Requirement: Make an exact copy of all the material below, apart from the pictures.

** Begin Exercise inputs **

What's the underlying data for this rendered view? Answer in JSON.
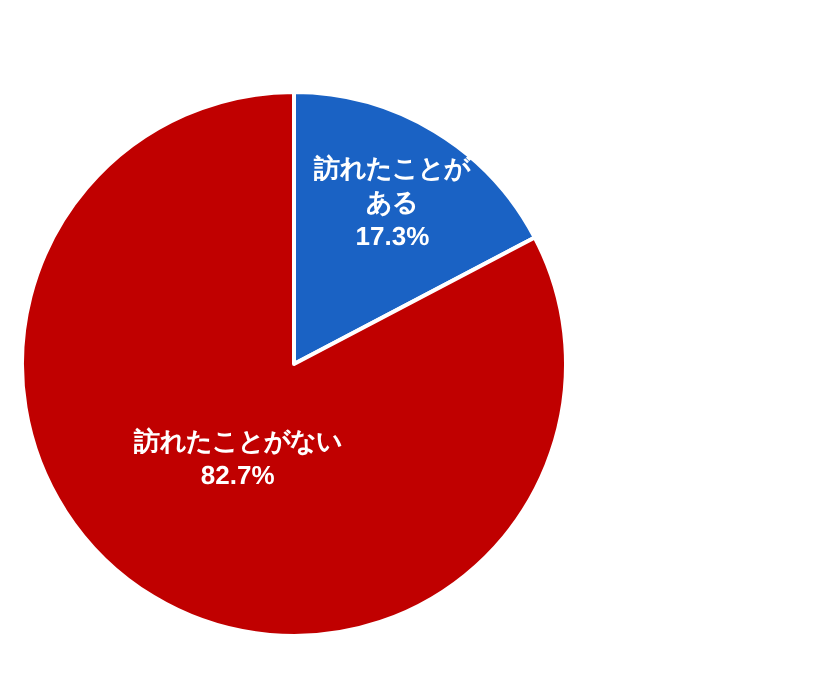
{
  "chart_data": {
    "type": "pie",
    "categories": [
      "訪れたことがある",
      "訪れたことがない"
    ],
    "values": [
      17.3,
      82.7
    ],
    "colors": [
      "#1a62c4",
      "#c00000"
    ],
    "value_labels": [
      "17.3%",
      "82.7%"
    ]
  }
}
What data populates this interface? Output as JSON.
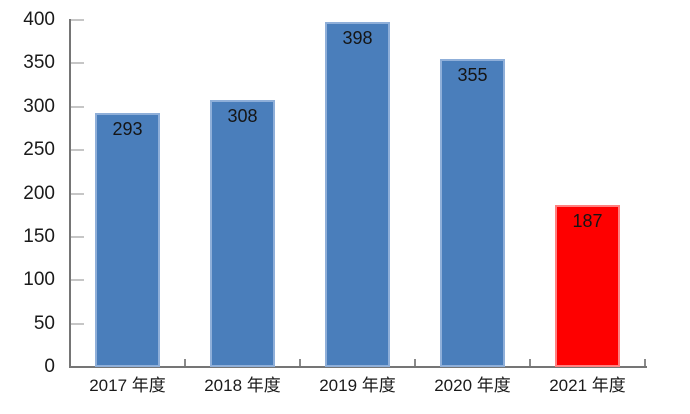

** End Exercise inputs **

Expected answer:
What's the underlying data for this rendered view? Answer in JSON.
{
  "chart_data": {
    "type": "pie",
    "categories": [
      "訪れたことがある",
      "訪れたことがない"
    ],
    "values": [
      17.3,
      82.7
    ],
    "colors": [
      "#1a62c4",
      "#c00000"
    ],
    "value_labels": [
      "17.3%",
      "82.7%"
    ]
  }
}
What data populates this interface? Output as JSON.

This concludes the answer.